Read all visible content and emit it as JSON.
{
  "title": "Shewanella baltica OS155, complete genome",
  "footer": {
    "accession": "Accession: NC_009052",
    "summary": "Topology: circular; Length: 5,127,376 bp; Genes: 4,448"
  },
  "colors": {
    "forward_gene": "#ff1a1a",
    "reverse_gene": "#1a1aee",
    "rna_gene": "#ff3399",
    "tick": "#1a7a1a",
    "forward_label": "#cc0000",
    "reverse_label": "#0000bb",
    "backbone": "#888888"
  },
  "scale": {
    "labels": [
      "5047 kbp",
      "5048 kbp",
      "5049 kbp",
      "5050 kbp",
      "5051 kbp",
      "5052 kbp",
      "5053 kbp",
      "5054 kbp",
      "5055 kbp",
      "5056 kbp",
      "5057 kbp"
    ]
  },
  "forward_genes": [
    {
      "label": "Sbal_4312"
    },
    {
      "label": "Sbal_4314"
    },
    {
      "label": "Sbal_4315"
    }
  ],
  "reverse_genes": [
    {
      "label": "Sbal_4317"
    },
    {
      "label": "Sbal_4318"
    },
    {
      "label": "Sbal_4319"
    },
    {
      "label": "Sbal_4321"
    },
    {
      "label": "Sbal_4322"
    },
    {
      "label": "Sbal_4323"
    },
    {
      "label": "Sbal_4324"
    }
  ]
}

* * *

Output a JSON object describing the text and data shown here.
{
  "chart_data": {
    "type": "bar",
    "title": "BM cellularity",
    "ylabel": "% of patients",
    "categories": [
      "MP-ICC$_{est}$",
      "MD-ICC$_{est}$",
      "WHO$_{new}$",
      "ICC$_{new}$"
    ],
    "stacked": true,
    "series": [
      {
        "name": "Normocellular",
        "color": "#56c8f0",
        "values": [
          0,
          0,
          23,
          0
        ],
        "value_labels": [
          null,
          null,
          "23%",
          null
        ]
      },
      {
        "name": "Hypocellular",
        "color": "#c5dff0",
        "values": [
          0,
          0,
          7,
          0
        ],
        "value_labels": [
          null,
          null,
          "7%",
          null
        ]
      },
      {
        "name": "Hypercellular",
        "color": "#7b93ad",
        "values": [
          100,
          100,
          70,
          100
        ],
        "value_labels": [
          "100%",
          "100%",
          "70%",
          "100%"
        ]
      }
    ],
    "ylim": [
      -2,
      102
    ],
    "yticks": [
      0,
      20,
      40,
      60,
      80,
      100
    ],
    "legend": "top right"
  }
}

* * *

Exercise description - Within the data above, how many lines contain "name"? Respond with the tally alone.

Result below - 3